Task to carry out: Write each line out again exactly as written.

Dataset excerpts:
§

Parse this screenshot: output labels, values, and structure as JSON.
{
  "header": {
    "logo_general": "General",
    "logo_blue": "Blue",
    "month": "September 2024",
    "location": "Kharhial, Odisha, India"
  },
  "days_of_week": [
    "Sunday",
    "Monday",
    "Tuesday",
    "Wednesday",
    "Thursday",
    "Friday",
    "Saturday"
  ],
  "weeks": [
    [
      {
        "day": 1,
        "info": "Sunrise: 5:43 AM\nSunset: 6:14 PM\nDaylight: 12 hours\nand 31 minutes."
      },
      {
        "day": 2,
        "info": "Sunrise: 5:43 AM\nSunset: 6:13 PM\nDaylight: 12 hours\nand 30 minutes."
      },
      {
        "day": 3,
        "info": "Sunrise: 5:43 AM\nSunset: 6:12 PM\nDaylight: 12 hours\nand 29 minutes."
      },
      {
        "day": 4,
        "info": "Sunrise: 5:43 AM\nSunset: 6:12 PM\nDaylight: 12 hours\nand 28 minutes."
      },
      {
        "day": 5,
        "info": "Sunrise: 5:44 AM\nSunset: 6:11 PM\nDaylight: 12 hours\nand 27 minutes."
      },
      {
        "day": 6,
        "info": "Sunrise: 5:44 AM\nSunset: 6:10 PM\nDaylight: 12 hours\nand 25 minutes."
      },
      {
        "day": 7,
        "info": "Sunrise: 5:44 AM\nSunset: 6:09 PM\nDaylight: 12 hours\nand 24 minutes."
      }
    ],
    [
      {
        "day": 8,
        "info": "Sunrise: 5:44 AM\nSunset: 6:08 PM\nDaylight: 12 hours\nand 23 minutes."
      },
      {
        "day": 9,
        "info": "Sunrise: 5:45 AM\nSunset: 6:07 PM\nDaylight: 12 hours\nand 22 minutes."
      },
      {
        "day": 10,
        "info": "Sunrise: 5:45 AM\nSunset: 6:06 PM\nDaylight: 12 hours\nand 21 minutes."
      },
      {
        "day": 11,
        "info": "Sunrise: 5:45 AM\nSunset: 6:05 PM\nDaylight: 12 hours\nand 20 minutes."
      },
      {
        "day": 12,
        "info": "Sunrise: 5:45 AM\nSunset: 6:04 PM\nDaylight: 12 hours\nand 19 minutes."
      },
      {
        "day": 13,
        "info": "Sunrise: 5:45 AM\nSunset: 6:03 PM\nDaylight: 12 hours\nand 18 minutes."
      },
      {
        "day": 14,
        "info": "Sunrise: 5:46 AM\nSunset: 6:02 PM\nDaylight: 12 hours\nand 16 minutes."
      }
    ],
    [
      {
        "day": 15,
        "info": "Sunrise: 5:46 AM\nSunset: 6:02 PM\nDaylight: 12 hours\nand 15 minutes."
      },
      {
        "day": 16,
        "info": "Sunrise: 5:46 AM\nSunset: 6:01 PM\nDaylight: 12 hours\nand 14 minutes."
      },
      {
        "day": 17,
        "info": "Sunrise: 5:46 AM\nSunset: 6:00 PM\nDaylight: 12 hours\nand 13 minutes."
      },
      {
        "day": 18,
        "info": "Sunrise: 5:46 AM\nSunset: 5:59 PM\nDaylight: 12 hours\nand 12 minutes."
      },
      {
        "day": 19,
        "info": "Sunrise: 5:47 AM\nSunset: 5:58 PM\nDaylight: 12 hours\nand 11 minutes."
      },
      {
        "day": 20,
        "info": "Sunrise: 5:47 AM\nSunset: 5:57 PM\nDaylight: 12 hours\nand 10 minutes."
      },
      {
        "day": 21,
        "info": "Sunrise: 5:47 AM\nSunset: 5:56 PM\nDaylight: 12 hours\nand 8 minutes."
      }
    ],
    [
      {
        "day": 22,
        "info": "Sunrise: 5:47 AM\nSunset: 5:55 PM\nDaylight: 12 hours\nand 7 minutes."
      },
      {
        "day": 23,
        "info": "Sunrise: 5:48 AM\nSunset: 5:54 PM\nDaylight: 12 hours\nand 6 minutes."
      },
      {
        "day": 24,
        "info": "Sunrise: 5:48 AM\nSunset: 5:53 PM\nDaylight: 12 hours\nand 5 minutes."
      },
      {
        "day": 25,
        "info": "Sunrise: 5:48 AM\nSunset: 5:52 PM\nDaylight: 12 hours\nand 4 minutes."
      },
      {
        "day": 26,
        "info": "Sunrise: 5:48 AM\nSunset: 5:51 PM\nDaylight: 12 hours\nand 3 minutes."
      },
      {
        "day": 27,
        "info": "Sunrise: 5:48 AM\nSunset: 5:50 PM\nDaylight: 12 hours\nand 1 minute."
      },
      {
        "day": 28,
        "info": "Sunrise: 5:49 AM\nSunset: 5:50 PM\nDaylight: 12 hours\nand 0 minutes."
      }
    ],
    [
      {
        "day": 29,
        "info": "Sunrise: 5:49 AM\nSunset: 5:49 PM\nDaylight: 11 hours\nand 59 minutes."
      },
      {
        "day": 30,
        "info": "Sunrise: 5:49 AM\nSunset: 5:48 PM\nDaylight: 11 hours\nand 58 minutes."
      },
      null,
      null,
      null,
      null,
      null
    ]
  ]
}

§

Correct answer:
Parse this screenshot: output labels, values, and structure as JSON.
{
  "header": {
    "logo_general": "General",
    "logo_blue": "Blue",
    "month": "September 2024",
    "location": "Kharhial, Odisha, India"
  },
  "days_of_week": [
    "Sunday",
    "Monday",
    "Tuesday",
    "Wednesday",
    "Thursday",
    "Friday",
    "Saturday"
  ],
  "weeks": [
    [
      {
        "day": 1,
        "info": "Sunrise: 5:43 AM\nSunset: 6:14 PM\nDaylight: 12 hours\nand 31 minutes."
      },
      {
        "day": 2,
        "info": "Sunrise: 5:43 AM\nSunset: 6:13 PM\nDaylight: 12 hours\nand 30 minutes."
      },
      {
        "day": 3,
        "info": "Sunrise: 5:43 AM\nSunset: 6:12 PM\nDaylight: 12 hours\nand 29 minutes."
      },
      {
        "day": 4,
        "info": "Sunrise: 5:43 AM\nSunset: 6:12 PM\nDaylight: 12 hours\nand 28 minutes."
      },
      {
        "day": 5,
        "info": "Sunrise: 5:44 AM\nSunset: 6:11 PM\nDaylight: 12 hours\nand 27 minutes."
      },
      {
        "day": 6,
        "info": "Sunrise: 5:44 AM\nSunset: 6:10 PM\nDaylight: 12 hours\nand 25 minutes."
      },
      {
        "day": 7,
        "info": "Sunrise: 5:44 AM\nSunset: 6:09 PM\nDaylight: 12 hours\nand 24 minutes."
      }
    ],
    [
      {
        "day": 8,
        "info": "Sunrise: 5:44 AM\nSunset: 6:08 PM\nDaylight: 12 hours\nand 23 minutes."
      },
      {
        "day": 9,
        "info": "Sunrise: 5:45 AM\nSunset: 6:07 PM\nDaylight: 12 hours\nand 22 minutes."
      },
      {
        "day": 10,
        "info": "Sunrise: 5:45 AM\nSunset: 6:06 PM\nDaylight: 12 hours\nand 21 minutes."
      },
      {
        "day": 11,
        "info": "Sunrise: 5:45 AM\nSunset: 6:05 PM\nDaylight: 12 hours\nand 20 minutes."
      },
      {
        "day": 12,
        "info": "Sunrise: 5:45 AM\nSunset: 6:04 PM\nDaylight: 12 hours\nand 19 minutes."
      },
      {
        "day": 13,
        "info": "Sunrise: 5:45 AM\nSunset: 6:03 PM\nDaylight: 12 hours\nand 18 minutes."
      },
      {
        "day": 14,
        "info": "Sunrise: 5:46 AM\nSunset: 6:02 PM\nDaylight: 12 hours\nand 16 minutes."
      }
    ],
    [
      {
        "day": 15,
        "info": "Sunrise: 5:46 AM\nSunset: 6:02 PM\nDaylight: 12 hours\nand 15 minutes."
      },
      {
        "day": 16,
        "info": "Sunrise: 5:46 AM\nSunset: 6:01 PM\nDaylight: 12 hours\nand 14 minutes."
      },
      {
        "day": 17,
        "info": "Sunrise: 5:46 AM\nSunset: 6:00 PM\nDaylight: 12 hours\nand 13 minutes."
      },
      {
        "day": 18,
        "info": "Sunrise: 5:46 AM\nSunset: 5:59 PM\nDaylight: 12 hours\nand 12 minutes."
      },
      {
        "day": 19,
        "info": "Sunrise: 5:47 AM\nSunset: 5:58 PM\nDaylight: 12 hours\nand 11 minutes."
      },
      {
        "day": 20,
        "info": "Sunrise: 5:47 AM\nSunset: 5:57 PM\nDaylight: 12 hours\nand 10 minutes."
      },
      {
        "day": 21,
        "info": "Sunrise: 5:47 AM\nSunset: 5:56 PM\nDaylight: 12 hours\nand 8 minutes."
      }
    ],
    [
      {
        "day": 22,
        "info": "Sunrise: 5:47 AM\nSunset: 5:55 PM\nDaylight: 12 hours\nand 7 minutes."
      },
      {
        "day": 23,
        "info": "Sunrise: 5:48 AM\nSunset: 5:54 PM\nDaylight: 12 hours\nand 6 minutes."
      },
      {
        "day": 24,
        "info": "Sunrise: 5:48 AM\nSunset: 5:53 PM\nDaylight: 12 hours\nand 5 minutes."
      },
      {
        "day": 25,
        "info": "Sunrise: 5:48 AM\nSunset: 5:52 PM\nDaylight: 12 hours\nand 4 minutes."
      },
      {
        "day": 26,
        "info": "Sunrise: 5:48 AM\nSunset: 5:51 PM\nDaylight: 12 hours\nand 3 minutes."
      },
      {
        "day": 27,
        "info": "Sunrise: 5:48 AM\nSunset: 5:50 PM\nDaylight: 12 hours\nand 1 minute."
      },
      {
        "day": 28,
        "info": "Sunrise: 5:49 AM\nSunset: 5:50 PM\nDaylight: 12 hours\nand 0 minutes."
      }
    ],
    [
      {
        "day": 29,
        "info": "Sunrise: 5:49 AM\nSunset: 5:49 PM\nDaylight: 11 hours\nand 59 minutes."
      },
      {
        "day": 30,
        "info": "Sunrise: 5:49 AM\nSunset: 5:48 PM\nDaylight: 11 hours\nand 58 minutes."
      },
      null,
      null,
      null,
      null,
      null
    ]
  ]
}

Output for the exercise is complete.